Excerpts from a layout annotation set
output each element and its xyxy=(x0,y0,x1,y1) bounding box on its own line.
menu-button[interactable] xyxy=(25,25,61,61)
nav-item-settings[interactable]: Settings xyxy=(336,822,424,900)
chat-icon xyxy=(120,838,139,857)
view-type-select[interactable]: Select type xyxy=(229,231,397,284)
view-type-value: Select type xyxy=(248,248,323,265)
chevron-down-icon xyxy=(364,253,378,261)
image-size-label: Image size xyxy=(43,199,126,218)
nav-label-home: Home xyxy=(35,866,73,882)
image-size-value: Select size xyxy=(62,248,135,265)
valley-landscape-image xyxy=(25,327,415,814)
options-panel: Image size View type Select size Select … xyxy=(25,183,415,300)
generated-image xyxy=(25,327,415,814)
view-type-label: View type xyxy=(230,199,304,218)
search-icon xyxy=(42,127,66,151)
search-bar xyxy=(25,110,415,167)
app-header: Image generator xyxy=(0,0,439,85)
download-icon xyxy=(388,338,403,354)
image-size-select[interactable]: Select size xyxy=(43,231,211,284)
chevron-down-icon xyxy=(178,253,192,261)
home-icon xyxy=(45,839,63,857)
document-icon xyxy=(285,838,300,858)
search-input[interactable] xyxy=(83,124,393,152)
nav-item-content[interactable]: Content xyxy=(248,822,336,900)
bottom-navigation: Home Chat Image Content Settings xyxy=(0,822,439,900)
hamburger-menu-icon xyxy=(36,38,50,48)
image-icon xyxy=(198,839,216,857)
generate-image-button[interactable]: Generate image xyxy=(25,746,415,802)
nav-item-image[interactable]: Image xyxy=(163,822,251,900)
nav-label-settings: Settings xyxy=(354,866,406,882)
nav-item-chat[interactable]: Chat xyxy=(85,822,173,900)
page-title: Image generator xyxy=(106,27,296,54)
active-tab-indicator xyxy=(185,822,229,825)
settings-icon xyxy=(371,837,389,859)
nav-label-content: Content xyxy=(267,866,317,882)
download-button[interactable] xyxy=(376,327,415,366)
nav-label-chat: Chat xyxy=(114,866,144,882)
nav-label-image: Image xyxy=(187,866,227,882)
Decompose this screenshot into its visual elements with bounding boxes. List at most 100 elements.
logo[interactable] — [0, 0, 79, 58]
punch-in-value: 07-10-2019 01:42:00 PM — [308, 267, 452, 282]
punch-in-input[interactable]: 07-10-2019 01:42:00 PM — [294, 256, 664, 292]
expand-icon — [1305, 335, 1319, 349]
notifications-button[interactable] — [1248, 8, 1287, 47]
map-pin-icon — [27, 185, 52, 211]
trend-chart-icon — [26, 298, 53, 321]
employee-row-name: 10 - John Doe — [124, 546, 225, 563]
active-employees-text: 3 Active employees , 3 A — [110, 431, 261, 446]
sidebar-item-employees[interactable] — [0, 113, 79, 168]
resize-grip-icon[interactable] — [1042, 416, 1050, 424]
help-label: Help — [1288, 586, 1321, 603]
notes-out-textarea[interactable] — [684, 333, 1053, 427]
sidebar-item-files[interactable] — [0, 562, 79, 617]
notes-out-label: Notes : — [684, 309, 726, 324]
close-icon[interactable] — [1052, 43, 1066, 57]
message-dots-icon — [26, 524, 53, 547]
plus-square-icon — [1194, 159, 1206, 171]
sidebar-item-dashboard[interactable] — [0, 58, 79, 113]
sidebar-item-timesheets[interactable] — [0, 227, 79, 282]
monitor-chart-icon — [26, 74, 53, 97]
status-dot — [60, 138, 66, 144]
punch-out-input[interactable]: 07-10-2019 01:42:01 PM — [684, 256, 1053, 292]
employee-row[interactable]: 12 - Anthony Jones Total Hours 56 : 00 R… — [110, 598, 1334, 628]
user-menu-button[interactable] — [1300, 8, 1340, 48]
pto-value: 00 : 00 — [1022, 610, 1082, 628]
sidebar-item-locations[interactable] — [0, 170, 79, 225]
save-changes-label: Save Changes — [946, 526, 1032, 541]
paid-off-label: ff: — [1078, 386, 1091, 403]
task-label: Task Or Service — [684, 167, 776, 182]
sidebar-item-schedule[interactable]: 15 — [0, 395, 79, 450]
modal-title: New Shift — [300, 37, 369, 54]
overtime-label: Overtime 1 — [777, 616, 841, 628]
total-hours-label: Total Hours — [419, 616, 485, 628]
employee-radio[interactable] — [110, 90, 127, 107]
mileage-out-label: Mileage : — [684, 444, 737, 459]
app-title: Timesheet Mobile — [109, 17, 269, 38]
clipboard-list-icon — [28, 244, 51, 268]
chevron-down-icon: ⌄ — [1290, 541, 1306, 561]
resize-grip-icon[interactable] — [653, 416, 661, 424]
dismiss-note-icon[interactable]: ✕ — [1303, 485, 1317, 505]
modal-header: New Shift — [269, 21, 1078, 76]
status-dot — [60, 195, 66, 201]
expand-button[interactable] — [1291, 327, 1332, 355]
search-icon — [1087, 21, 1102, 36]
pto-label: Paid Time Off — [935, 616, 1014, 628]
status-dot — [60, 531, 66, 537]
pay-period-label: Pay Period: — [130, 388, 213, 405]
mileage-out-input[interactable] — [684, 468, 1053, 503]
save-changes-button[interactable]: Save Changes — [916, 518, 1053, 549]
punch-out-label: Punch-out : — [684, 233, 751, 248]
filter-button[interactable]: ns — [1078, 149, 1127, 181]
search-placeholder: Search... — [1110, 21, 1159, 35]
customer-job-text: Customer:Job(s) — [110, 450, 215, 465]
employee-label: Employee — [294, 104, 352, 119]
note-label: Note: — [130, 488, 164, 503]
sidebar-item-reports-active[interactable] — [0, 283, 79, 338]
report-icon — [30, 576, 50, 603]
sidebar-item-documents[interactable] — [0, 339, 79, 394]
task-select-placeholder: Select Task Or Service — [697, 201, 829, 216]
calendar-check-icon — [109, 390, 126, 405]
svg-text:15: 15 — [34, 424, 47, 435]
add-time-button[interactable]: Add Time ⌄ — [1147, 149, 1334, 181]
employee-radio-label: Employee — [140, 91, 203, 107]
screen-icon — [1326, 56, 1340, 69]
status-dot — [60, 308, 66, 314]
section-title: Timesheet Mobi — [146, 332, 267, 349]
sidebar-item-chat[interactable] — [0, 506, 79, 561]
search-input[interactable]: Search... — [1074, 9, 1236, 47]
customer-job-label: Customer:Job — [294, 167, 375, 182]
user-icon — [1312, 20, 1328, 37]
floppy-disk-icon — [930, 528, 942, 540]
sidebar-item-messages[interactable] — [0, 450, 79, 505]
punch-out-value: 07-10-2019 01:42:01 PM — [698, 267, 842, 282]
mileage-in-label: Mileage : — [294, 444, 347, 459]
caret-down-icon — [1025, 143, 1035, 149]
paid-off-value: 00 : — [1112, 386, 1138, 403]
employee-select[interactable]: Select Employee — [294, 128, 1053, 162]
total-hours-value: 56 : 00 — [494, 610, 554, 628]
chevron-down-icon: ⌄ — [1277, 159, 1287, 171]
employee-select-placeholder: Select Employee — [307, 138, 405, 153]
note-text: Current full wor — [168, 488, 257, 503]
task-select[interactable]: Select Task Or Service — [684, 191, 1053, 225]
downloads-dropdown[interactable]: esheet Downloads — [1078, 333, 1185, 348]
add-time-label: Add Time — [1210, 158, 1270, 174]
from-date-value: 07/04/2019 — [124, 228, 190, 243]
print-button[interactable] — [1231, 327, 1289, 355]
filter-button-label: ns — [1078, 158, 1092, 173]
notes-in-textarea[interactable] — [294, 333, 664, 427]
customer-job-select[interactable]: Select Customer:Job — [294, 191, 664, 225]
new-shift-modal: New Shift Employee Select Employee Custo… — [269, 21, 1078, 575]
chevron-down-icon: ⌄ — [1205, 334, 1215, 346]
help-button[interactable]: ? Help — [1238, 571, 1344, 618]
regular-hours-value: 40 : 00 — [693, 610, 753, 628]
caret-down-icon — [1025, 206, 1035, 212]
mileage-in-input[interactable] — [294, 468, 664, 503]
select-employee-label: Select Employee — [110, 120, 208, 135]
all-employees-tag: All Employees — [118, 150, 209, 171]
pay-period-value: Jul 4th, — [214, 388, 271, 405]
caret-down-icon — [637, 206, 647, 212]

_EXERCISE_
Extract everything from the very start of the entries above down to the line containing "nav-label-home: Home xyxy=(35,866,73,882)", both ends included, copying each line unchanged.

_SOLUTION BELOW_
output each element and its xyxy=(x0,y0,x1,y1) bounding box on its own line.
menu-button[interactable] xyxy=(25,25,61,61)
nav-item-settings[interactable]: Settings xyxy=(336,822,424,900)
chat-icon xyxy=(120,838,139,857)
view-type-select[interactable]: Select type xyxy=(229,231,397,284)
view-type-value: Select type xyxy=(248,248,323,265)
chevron-down-icon xyxy=(364,253,378,261)
image-size-label: Image size xyxy=(43,199,126,218)
nav-label-home: Home xyxy=(35,866,73,882)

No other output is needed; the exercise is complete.